> [TASK INSTRUCTIONS]: Reproduce the records word for word, beginning at the very first line and continuing through the line containing "help-icon[interactable]: ? —", with both end lines included.

(Stored items from a collection)

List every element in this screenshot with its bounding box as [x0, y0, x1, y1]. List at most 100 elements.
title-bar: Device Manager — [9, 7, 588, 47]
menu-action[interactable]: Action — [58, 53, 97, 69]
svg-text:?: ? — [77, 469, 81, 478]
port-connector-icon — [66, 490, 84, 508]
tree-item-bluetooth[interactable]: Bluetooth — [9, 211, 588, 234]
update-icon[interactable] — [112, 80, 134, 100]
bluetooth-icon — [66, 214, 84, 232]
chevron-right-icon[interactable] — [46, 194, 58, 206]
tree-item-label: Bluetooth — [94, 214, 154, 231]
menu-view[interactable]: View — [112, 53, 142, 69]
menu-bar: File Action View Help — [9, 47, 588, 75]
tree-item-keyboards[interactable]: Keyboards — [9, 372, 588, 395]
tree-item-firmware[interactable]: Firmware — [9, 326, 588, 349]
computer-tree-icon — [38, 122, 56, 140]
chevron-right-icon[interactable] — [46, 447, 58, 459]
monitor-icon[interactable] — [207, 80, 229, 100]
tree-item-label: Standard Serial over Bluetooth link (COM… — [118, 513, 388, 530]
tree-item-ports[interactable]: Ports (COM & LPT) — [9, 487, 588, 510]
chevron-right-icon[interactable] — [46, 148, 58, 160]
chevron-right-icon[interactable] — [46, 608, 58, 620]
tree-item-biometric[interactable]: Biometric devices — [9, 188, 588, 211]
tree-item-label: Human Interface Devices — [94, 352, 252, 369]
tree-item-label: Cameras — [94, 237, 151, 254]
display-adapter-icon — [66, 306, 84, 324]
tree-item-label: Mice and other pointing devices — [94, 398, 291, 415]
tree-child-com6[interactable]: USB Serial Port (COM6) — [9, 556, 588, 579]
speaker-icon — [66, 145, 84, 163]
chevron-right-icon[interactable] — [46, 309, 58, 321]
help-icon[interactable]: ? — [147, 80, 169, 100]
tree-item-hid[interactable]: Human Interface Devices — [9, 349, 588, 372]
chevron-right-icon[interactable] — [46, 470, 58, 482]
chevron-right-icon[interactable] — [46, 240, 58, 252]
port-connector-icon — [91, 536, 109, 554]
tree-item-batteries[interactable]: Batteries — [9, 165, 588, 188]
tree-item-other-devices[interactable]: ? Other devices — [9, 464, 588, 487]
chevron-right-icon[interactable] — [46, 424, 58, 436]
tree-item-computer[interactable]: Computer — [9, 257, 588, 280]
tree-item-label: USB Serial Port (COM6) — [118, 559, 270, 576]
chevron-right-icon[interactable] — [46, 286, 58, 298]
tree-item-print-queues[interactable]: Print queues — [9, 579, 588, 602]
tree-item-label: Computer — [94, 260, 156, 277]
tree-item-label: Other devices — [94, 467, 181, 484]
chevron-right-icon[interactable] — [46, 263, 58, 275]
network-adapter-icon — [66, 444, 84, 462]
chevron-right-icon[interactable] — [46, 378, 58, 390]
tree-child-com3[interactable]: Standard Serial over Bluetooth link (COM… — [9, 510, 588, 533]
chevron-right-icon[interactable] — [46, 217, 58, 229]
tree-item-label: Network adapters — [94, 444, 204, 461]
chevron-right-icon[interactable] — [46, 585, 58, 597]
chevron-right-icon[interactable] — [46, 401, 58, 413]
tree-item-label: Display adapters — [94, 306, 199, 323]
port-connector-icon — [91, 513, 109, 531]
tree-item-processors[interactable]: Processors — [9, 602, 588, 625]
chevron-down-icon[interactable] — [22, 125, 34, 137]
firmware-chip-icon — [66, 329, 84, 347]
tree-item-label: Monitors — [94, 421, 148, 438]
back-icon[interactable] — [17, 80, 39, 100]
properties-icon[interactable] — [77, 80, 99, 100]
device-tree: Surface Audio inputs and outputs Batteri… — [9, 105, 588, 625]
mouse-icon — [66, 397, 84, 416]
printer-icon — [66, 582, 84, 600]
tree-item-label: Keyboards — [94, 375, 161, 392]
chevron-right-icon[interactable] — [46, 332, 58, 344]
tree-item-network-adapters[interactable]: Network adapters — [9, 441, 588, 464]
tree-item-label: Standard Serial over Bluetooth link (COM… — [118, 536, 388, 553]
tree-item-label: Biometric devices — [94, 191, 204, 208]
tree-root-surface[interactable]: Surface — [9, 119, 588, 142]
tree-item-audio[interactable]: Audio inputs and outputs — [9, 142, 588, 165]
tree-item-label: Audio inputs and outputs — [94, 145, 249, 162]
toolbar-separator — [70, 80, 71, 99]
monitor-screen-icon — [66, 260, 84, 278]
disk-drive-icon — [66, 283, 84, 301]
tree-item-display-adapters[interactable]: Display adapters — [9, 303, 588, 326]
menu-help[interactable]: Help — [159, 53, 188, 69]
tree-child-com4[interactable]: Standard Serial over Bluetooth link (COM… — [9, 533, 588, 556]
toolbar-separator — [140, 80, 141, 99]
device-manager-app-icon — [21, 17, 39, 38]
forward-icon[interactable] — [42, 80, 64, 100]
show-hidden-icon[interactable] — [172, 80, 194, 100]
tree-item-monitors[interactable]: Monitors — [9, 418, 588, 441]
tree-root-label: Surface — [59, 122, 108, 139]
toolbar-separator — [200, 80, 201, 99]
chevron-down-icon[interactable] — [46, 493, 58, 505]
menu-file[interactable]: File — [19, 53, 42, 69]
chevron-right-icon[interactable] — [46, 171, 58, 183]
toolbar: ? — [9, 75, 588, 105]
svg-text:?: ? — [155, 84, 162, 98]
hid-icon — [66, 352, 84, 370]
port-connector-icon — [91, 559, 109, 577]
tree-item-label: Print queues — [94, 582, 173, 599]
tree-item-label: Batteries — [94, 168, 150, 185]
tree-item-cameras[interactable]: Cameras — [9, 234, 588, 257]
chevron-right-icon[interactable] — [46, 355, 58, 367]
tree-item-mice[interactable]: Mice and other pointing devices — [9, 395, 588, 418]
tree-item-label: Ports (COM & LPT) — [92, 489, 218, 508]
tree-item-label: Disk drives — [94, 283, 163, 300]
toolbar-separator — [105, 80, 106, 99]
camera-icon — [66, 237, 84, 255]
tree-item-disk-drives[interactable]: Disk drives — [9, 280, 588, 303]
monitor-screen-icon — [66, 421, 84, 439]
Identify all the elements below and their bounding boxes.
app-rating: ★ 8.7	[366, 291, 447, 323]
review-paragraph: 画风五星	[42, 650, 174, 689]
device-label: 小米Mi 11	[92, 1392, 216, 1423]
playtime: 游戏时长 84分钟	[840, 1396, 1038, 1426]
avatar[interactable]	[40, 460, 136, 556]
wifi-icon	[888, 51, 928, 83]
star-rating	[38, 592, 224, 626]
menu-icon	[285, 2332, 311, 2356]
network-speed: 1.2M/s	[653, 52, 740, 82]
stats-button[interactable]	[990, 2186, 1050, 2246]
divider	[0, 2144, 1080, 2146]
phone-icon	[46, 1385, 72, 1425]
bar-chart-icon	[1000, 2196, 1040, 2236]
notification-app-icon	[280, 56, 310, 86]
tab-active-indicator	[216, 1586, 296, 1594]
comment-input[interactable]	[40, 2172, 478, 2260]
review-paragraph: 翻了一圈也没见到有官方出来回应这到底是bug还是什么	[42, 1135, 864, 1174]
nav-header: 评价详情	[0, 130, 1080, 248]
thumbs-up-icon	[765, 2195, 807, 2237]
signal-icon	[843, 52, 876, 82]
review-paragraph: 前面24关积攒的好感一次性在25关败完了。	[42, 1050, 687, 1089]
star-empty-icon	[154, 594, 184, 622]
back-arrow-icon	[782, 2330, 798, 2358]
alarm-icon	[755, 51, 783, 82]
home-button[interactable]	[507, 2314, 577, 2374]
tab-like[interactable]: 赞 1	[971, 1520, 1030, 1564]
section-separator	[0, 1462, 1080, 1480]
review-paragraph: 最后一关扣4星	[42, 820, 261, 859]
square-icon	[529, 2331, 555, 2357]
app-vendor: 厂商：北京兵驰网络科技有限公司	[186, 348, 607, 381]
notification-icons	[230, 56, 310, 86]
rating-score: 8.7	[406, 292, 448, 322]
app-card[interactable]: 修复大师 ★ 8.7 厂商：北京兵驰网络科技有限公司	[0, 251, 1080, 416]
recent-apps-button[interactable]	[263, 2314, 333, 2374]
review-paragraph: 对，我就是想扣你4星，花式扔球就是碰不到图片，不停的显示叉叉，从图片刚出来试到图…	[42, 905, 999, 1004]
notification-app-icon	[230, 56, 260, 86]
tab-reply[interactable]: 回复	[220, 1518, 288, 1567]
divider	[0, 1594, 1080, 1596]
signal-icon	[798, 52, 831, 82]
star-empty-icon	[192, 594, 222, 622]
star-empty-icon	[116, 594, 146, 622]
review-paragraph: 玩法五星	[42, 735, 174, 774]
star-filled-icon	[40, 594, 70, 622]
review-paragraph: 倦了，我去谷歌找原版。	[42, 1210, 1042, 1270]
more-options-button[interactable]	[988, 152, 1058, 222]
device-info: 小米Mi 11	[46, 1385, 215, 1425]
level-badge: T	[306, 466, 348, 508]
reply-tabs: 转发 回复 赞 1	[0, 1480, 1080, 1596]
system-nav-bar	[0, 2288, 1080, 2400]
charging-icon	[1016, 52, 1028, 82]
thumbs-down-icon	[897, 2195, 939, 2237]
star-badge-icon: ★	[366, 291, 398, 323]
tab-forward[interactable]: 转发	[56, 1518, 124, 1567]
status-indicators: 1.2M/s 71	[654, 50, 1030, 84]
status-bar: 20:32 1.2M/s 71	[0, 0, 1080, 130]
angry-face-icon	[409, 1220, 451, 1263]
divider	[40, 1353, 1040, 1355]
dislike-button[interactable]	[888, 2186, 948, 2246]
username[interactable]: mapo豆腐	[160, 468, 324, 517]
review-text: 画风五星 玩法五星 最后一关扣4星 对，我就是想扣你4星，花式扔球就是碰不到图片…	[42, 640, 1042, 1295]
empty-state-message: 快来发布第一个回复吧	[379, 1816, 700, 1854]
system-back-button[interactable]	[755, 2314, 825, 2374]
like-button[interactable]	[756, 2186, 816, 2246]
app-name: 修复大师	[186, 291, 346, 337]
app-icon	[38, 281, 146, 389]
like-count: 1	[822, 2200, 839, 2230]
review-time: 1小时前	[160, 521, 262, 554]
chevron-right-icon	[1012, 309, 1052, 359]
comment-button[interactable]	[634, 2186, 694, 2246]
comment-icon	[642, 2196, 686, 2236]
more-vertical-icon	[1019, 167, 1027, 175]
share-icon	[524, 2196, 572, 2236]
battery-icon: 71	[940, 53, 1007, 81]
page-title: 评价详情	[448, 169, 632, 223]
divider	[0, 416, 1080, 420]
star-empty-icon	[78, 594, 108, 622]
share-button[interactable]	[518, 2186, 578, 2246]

> [WORKED ANSWER]:
List every element in this screenshot with its bounding box as [x0, y0, x1, y1]. List at most 100 elements.
title-bar: Device Manager — [9, 7, 588, 47]
menu-action[interactable]: Action — [58, 53, 97, 69]
svg-text:?: ? — [77, 469, 81, 478]
port-connector-icon — [66, 490, 84, 508]
tree-item-bluetooth[interactable]: Bluetooth — [9, 211, 588, 234]
update-icon[interactable] — [112, 80, 134, 100]
bluetooth-icon — [66, 214, 84, 232]
chevron-right-icon[interactable] — [46, 194, 58, 206]
tree-item-label: Bluetooth — [94, 214, 154, 231]
menu-view[interactable]: View — [112, 53, 142, 69]
menu-bar: File Action View Help — [9, 47, 588, 75]
tree-item-keyboards[interactable]: Keyboards — [9, 372, 588, 395]
tree-item-firmware[interactable]: Firmware — [9, 326, 588, 349]
computer-tree-icon — [38, 122, 56, 140]
chevron-right-icon[interactable] — [46, 447, 58, 459]
monitor-icon[interactable] — [207, 80, 229, 100]
tree-item-label: Standard Serial over Bluetooth link (COM… — [118, 513, 388, 530]
tree-item-ports[interactable]: Ports (COM & LPT) — [9, 487, 588, 510]
chevron-right-icon[interactable] — [46, 148, 58, 160]
chevron-right-icon[interactable] — [46, 608, 58, 620]
tree-item-biometric[interactable]: Biometric devices — [9, 188, 588, 211]
tree-item-label: Human Interface Devices — [94, 352, 252, 369]
tree-item-label: Cameras — [94, 237, 151, 254]
display-adapter-icon — [66, 306, 84, 324]
tree-item-label: Mice and other pointing devices — [94, 398, 291, 415]
tree-child-com6[interactable]: USB Serial Port (COM6) — [9, 556, 588, 579]
speaker-icon — [66, 145, 84, 163]
chevron-right-icon[interactable] — [46, 309, 58, 321]
help-icon[interactable]: ? — [147, 80, 169, 100]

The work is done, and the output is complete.